Saved entries:

+===+

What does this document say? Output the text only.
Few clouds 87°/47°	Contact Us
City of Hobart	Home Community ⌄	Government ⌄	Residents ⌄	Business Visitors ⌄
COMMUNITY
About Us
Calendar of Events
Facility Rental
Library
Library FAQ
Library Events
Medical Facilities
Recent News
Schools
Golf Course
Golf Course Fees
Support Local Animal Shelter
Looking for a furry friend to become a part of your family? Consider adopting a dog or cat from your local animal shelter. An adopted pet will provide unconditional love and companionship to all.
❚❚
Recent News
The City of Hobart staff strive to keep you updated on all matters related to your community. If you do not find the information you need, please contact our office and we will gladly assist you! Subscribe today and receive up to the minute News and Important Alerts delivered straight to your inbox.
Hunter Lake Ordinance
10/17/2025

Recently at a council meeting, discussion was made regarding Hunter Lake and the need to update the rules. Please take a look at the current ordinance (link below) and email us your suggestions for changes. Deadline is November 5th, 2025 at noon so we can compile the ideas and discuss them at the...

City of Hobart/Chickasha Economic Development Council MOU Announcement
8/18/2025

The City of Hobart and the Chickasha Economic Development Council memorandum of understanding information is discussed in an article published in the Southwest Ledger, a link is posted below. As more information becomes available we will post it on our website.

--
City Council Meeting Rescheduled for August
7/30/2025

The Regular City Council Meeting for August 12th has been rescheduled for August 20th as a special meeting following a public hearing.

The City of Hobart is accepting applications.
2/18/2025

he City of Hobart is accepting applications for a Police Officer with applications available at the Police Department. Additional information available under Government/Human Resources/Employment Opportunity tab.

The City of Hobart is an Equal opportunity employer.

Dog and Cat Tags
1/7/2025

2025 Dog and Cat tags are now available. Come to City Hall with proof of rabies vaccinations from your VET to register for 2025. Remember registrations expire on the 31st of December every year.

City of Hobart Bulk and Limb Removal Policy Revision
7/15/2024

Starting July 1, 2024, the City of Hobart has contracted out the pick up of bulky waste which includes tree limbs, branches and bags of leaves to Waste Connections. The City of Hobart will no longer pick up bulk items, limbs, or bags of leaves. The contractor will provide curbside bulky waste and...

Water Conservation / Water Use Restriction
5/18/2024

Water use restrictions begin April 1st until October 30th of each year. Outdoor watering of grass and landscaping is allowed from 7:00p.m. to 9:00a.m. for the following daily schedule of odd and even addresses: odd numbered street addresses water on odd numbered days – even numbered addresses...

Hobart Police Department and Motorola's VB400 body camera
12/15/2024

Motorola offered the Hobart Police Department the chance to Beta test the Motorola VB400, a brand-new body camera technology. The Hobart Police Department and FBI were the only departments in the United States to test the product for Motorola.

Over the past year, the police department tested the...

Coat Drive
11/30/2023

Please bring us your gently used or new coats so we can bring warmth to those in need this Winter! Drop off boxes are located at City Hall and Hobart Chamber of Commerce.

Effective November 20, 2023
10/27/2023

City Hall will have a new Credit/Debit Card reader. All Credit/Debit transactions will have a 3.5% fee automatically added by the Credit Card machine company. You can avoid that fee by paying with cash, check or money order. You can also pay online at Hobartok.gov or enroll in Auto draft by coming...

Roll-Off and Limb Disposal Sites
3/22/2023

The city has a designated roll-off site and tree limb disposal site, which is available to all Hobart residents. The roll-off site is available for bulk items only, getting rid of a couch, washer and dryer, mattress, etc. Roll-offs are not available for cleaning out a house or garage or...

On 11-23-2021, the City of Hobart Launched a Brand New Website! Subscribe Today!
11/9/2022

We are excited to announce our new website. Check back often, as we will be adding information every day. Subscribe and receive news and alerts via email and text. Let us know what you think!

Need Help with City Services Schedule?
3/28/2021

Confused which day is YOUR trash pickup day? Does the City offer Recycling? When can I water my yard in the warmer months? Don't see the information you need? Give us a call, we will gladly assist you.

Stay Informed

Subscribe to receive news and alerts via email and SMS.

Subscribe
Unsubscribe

+===+

#### [Your instructions]
Each line that has the word "body" counts once. How many such lines are in the data? Give the number alone.

#### [Reply to the exercise]
2